### TASK STATEMENT
Extract all lines from the data beneath that include the word "nombrados".
■ ■ ■ ■ ■
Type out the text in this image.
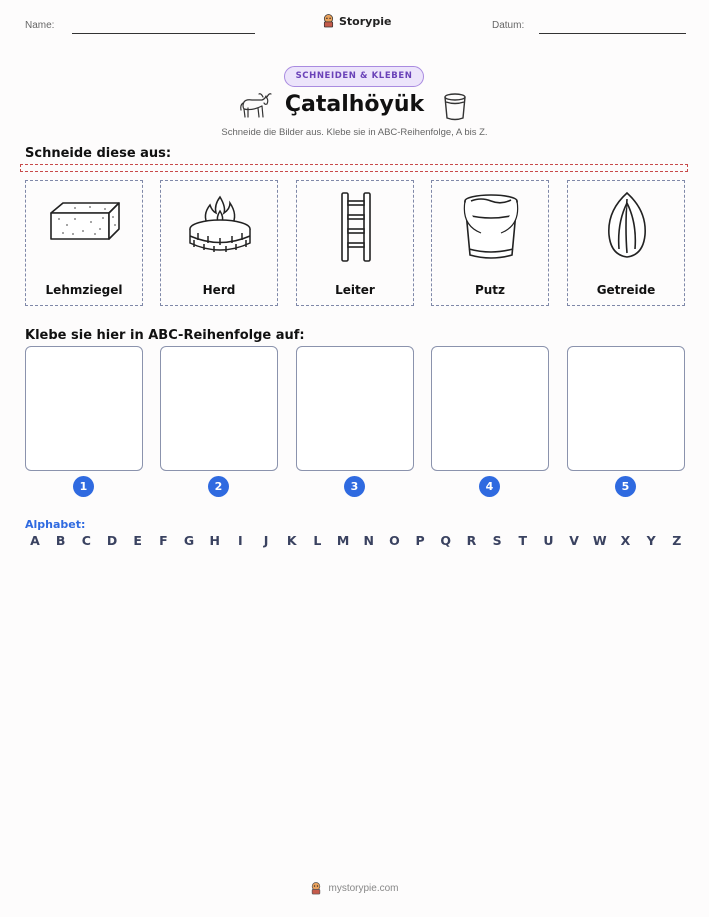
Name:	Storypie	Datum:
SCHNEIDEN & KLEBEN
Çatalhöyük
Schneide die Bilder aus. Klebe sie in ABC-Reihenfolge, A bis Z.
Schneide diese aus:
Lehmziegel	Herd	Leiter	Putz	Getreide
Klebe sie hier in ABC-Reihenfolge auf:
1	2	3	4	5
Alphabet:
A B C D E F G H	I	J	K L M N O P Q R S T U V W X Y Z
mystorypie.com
■ ■ ■ ■ ■
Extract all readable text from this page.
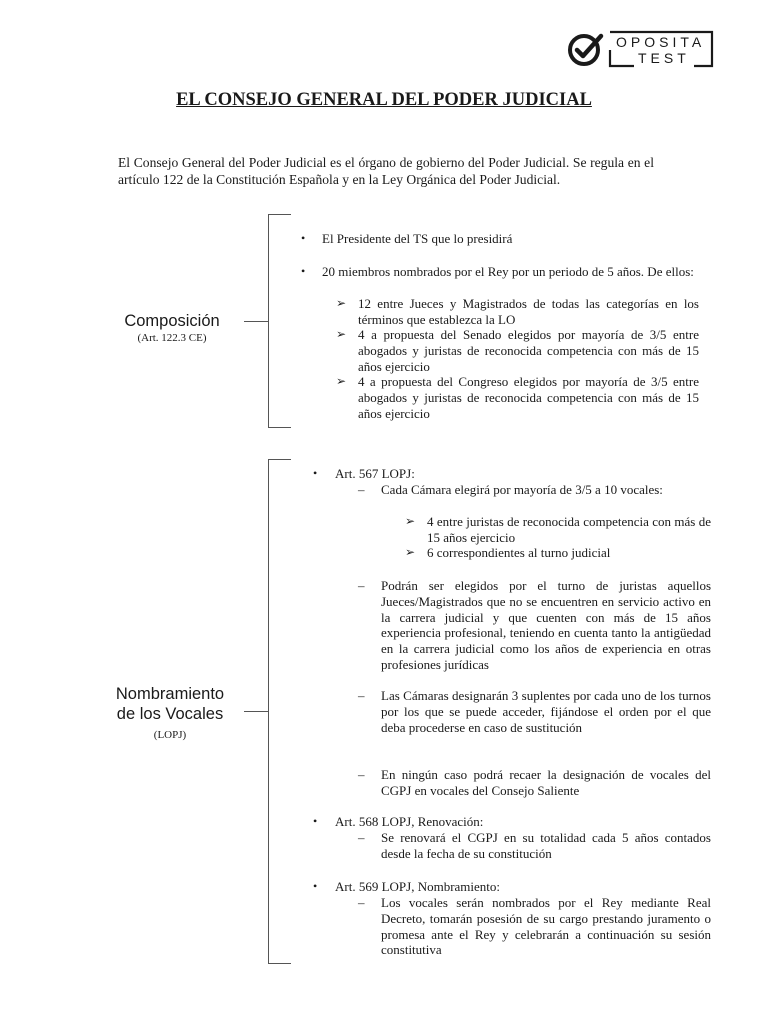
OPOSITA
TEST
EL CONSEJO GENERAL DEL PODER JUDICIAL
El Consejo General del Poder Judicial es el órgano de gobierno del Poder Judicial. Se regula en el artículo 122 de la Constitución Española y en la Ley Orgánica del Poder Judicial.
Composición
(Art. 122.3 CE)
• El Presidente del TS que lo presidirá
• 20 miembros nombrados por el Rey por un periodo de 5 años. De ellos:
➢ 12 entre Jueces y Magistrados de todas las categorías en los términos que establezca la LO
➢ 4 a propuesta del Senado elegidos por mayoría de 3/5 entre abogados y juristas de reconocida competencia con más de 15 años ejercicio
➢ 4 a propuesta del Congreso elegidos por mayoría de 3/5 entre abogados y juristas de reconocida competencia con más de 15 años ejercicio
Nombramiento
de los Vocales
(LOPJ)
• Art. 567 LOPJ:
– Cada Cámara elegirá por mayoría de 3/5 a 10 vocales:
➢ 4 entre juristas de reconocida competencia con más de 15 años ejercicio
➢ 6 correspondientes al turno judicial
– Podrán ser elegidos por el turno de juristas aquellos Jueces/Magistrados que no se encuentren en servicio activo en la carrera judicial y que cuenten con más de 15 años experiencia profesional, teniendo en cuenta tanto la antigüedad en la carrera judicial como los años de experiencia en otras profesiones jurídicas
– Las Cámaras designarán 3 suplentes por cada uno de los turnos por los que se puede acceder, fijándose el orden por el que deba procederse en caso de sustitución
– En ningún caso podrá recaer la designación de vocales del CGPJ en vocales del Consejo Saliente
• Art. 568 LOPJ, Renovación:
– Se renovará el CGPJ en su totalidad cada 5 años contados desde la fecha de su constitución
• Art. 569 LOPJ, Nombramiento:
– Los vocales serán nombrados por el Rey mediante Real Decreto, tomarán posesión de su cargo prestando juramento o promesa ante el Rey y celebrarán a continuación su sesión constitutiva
■ ■ ■ ■ ■
### ANSWER BELOW
• 20 miembros nombrados por el Rey por un periodo de 5 años. De ellos:
– Los vocales serán nombrados por el Rey mediante Real Decreto, tomarán posesión de su cargo prestando juramento o promesa ante el Rey y celebrarán a continuación su sesión constitutiva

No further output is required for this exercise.